**Work instructions**
Copy each line holding the string "eyebrow".

**Data for this task**
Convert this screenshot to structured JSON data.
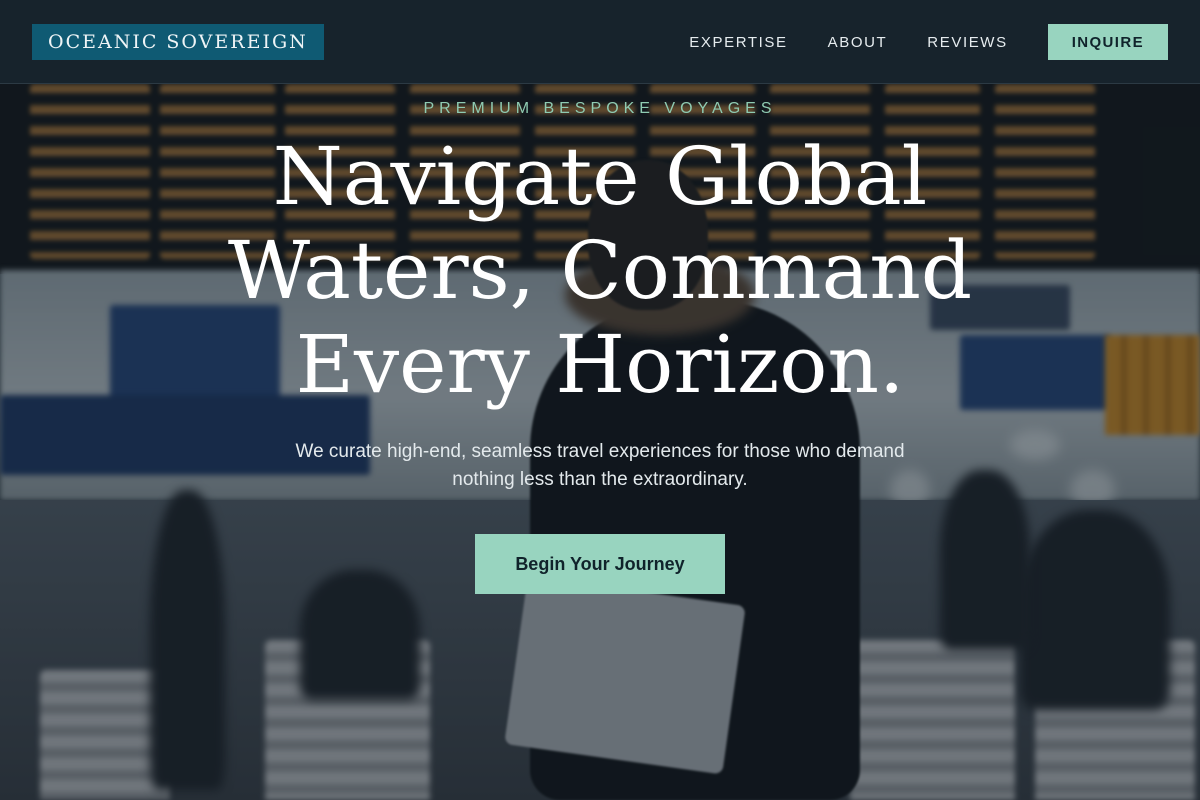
{
  "header": {
    "brand": "OCEANIC SOVEREIGN",
    "nav": [
      {
        "label": "EXPERTISE"
      },
      {
        "label": "ABOUT"
      },
      {
        "label": "REVIEWS"
      }
    ],
    "cta_label": "INQUIRE"
  },
  "hero": {
    "eyebrow": "PREMIUM BESPOKE VOYAGES",
    "headline": "Navigate Global Waters, Command Every Horizon.",
    "subtext": "We curate high-end, seamless travel experiences for those who demand nothing less than the extraordinary.",
    "cta_label": "Begin Your Journey"
  },
  "colors": {
    "header_bg": "#17232c",
    "brand_bg": "#0f5a73",
    "accent": "#98d4bf",
    "eyebrow": "#8fcbb2"
  }
}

**Result of this task**
    "eyebrow": "PREMIUM BESPOKE VOYAGES",
    "eyebrow": "#8fcbb2"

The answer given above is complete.